━━━━━ Extracted material
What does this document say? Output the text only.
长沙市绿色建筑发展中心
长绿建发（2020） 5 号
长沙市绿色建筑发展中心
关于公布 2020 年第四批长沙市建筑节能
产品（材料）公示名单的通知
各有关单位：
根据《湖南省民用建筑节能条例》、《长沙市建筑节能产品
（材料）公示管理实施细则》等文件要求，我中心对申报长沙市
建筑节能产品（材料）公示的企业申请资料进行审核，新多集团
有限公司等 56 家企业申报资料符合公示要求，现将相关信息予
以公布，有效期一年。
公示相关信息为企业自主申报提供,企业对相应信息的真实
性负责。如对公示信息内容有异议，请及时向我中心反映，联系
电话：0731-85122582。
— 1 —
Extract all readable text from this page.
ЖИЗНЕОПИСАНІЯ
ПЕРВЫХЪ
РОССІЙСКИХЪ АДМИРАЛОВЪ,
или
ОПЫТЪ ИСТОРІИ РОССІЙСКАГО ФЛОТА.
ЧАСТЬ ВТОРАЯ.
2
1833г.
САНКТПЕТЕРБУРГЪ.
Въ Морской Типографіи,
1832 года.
━━━━━━━━━━
Goal: Output the listing above exactly as it appears.

Answer:
What does this document say? Output the text only.
长沙市绿色建筑发展中心
长绿建发（2020） 5 号
长沙市绿色建筑发展中心
关于公布 2020 年第四批长沙市建筑节能
产品（材料）公示名单的通知
各有关单位：
根据《湖南省民用建筑节能条例》、《长沙市建筑节能产品
（材料）公示管理实施细则》等文件要求，我中心对申报长沙市
建筑节能产品（材料）公示的企业申请资料进行审核，新多集团
有限公司等 56 家企业申报资料符合公示要求，现将相关信息予
以公布，有效期一年。
公示相关信息为企业自主申报提供,企业对相应信息的真实
性负责。如对公示信息内容有异议，请及时向我中心反映，联系
电话：0731-85122582。
— 1 —
Extract all readable text from this page.
ЖИЗНЕОПИСАНІЯ
ПЕРВЫХЪ
РОССІЙСКИХЪ АДМИРАЛОВЪ,
или
ОПЫТЪ ИСТОРІИ РОССІЙСКАГО ФЛОТА.
ЧАСТЬ ВТОРАЯ.
2
1833г.
САНКТПЕТЕРБУРГЪ.
Въ Морской Типографіи,
1832 года.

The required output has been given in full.